- _Exercise directions_
Work out how many lines include "knee" and answer with that number only.

- _Rows_
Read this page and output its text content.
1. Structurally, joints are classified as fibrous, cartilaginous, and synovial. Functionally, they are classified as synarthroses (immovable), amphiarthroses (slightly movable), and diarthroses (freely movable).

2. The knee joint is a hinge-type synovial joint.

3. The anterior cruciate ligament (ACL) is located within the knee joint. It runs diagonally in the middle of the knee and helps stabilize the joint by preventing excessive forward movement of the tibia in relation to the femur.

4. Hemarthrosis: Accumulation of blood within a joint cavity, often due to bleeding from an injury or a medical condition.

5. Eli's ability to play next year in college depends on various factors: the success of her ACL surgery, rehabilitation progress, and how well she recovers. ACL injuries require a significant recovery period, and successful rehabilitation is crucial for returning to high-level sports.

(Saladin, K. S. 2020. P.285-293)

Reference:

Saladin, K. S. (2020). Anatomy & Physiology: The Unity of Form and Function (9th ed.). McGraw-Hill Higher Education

...

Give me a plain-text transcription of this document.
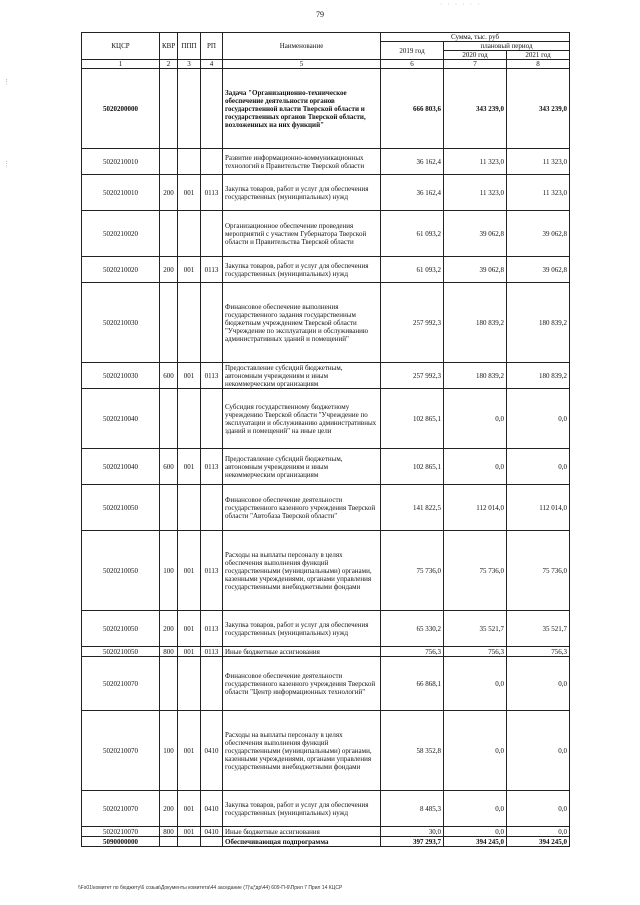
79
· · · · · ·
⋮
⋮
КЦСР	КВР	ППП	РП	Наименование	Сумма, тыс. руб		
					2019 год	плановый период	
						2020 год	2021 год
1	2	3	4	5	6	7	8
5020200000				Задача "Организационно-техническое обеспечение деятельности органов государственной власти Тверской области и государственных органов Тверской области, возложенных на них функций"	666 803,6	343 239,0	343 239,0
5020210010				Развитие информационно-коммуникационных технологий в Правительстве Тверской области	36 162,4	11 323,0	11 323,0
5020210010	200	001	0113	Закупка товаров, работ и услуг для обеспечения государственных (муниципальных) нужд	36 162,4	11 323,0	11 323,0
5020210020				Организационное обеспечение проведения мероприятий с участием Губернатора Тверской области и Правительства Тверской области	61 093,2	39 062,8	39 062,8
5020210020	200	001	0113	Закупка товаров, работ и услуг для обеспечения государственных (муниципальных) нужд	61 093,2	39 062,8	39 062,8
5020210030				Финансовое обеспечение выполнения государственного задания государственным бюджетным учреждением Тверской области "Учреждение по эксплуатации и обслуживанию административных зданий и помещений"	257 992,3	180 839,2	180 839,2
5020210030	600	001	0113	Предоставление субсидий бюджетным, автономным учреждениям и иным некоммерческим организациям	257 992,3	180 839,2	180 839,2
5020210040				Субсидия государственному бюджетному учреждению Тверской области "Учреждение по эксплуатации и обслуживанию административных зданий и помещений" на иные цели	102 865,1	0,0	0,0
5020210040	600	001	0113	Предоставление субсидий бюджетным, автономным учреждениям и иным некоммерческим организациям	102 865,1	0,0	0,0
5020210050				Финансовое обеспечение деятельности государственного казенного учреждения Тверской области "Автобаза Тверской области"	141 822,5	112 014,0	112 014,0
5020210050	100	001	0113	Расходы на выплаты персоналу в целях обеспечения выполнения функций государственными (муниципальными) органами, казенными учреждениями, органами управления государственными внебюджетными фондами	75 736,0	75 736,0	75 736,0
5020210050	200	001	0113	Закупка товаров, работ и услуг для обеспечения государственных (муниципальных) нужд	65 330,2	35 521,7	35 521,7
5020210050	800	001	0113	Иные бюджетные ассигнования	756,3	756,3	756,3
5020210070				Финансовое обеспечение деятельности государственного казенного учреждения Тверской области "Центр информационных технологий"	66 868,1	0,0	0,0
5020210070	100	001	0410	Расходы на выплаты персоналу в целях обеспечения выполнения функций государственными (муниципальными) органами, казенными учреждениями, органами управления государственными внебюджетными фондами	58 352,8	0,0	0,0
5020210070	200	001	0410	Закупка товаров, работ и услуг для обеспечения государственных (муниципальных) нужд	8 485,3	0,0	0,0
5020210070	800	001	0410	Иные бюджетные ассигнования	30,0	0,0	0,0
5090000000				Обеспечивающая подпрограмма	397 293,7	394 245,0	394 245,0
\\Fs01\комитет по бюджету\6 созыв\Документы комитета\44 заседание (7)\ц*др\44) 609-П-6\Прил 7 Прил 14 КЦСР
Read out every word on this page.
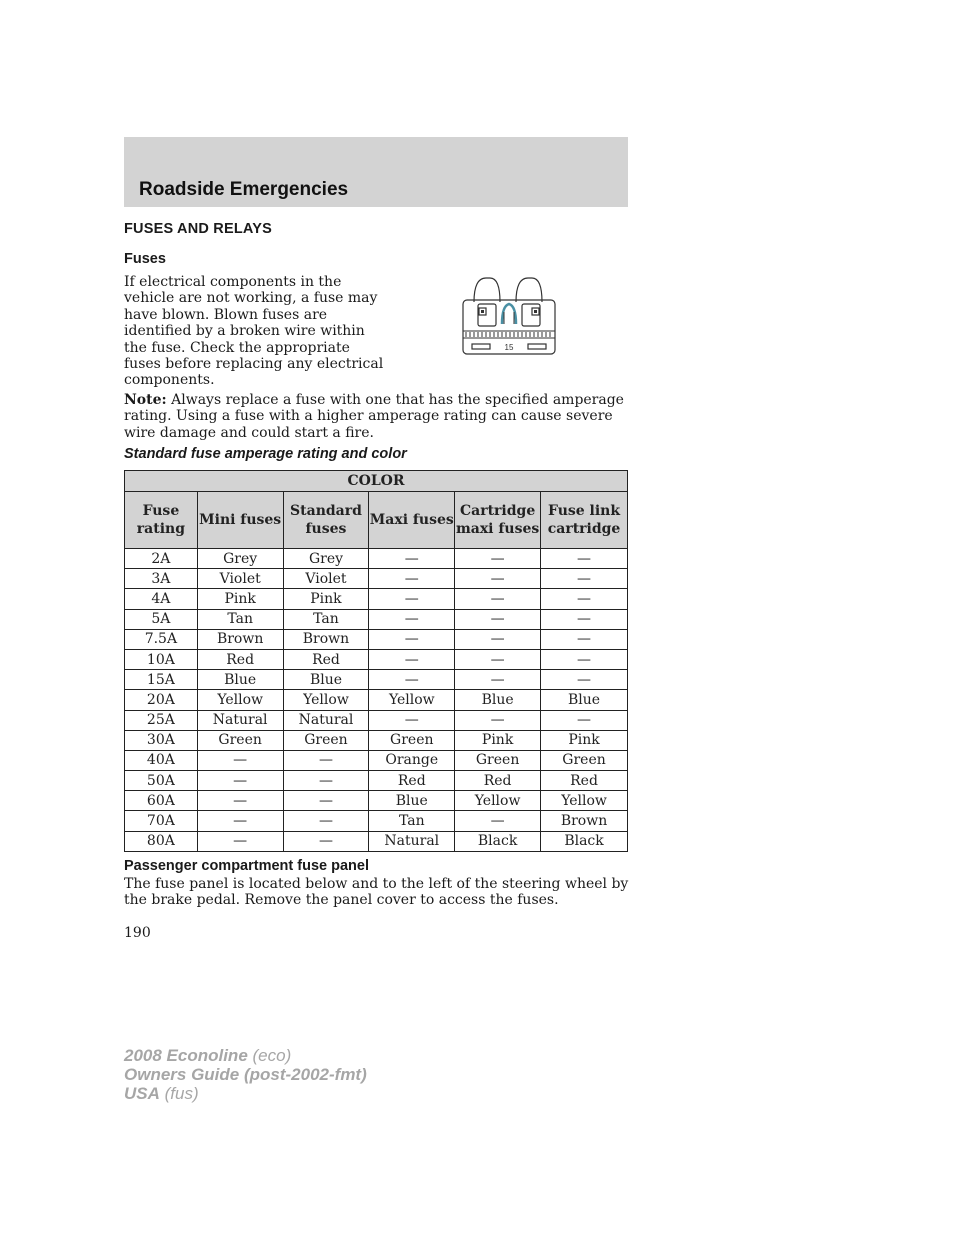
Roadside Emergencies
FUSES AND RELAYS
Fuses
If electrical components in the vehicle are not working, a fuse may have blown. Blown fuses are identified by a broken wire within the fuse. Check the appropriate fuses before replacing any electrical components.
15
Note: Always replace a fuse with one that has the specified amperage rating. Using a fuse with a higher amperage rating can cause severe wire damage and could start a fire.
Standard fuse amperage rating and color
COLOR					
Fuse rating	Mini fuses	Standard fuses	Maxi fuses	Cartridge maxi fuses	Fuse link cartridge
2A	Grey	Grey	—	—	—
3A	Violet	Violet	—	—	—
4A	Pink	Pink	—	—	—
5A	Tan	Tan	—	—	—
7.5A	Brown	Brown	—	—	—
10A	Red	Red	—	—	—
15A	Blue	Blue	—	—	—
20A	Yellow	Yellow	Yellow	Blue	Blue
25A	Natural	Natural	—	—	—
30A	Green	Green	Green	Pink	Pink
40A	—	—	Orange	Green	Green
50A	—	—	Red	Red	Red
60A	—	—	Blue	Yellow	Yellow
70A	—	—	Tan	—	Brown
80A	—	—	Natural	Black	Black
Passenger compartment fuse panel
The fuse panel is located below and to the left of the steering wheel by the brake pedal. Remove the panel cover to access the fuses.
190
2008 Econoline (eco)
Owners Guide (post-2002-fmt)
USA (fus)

- _Answer to the problem_
2